## Entries supplied:

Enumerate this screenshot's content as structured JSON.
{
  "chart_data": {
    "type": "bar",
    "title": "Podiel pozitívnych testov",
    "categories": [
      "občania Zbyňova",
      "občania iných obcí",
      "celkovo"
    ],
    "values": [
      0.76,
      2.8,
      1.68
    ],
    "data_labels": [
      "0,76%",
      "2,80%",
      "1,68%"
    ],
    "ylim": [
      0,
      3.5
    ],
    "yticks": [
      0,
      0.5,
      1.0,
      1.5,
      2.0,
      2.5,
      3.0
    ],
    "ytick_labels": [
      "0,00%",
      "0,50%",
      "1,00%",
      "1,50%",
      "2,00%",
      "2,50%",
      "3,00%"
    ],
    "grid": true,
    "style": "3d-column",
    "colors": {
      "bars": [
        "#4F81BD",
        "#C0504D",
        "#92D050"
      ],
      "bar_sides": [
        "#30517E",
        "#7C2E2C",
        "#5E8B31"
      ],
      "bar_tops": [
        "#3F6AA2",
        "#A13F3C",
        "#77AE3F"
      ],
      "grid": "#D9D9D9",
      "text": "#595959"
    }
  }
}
...
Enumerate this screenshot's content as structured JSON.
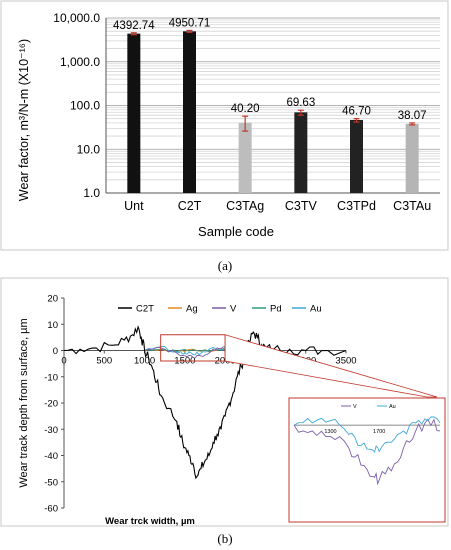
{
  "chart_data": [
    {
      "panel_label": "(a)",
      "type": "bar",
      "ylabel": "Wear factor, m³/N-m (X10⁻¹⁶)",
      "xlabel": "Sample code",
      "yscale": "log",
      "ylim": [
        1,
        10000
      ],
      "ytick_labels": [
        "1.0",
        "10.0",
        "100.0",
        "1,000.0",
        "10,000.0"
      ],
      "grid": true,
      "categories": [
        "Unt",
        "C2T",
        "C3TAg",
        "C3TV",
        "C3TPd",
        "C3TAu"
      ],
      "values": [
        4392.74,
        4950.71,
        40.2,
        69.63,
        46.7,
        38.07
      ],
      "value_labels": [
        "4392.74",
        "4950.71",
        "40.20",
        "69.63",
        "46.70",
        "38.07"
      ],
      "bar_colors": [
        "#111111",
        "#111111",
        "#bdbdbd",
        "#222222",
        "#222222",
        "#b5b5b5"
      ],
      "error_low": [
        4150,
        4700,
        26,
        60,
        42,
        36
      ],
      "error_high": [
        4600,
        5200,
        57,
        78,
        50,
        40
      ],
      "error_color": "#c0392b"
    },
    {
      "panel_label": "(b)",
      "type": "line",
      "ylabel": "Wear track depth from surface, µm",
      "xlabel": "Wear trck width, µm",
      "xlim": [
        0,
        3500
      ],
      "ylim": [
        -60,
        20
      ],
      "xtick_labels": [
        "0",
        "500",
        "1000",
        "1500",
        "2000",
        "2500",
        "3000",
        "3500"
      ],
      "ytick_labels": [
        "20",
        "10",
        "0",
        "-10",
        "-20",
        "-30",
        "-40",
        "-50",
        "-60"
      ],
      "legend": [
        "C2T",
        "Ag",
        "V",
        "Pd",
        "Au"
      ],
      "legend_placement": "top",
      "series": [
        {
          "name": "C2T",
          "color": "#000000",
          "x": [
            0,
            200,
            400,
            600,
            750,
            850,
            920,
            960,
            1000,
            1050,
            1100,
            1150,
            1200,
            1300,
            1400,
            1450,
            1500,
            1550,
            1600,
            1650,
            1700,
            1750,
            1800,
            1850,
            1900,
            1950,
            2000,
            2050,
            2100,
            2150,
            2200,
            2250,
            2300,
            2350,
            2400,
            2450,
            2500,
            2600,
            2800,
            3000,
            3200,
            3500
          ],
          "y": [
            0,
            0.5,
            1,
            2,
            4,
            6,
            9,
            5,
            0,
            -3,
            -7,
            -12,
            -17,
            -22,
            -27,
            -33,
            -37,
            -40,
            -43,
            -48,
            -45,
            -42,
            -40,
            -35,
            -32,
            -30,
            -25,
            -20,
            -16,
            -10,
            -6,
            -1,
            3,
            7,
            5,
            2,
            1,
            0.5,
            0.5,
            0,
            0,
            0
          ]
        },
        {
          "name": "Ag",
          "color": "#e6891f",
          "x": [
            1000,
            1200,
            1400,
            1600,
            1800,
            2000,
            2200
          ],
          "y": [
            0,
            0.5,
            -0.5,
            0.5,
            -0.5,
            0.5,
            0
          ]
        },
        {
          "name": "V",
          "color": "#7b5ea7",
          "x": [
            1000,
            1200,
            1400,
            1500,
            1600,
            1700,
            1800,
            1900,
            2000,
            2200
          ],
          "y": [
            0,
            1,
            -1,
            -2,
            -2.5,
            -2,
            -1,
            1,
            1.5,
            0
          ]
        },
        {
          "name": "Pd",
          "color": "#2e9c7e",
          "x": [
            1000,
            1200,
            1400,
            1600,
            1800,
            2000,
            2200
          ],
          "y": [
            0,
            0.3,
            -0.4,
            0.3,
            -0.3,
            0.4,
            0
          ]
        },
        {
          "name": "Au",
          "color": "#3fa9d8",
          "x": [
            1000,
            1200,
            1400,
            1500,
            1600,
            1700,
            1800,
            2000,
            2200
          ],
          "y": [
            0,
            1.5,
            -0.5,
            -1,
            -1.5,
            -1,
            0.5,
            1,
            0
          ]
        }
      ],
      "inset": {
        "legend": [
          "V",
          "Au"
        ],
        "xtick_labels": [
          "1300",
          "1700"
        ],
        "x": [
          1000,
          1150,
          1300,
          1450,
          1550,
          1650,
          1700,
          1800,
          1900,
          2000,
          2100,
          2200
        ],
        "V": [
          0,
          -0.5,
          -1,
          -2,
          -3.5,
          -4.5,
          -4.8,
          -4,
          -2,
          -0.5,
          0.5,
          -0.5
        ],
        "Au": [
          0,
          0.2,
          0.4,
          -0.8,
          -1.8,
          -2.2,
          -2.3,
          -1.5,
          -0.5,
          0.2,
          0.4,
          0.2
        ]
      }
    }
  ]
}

## The problem:
Find each line holding the string "name" and copy it out.

## Answer for the task:
          "name": "C2T",
          "name": "Ag",
          "name": "V",
          "name": "Pd",
          "name": "Au",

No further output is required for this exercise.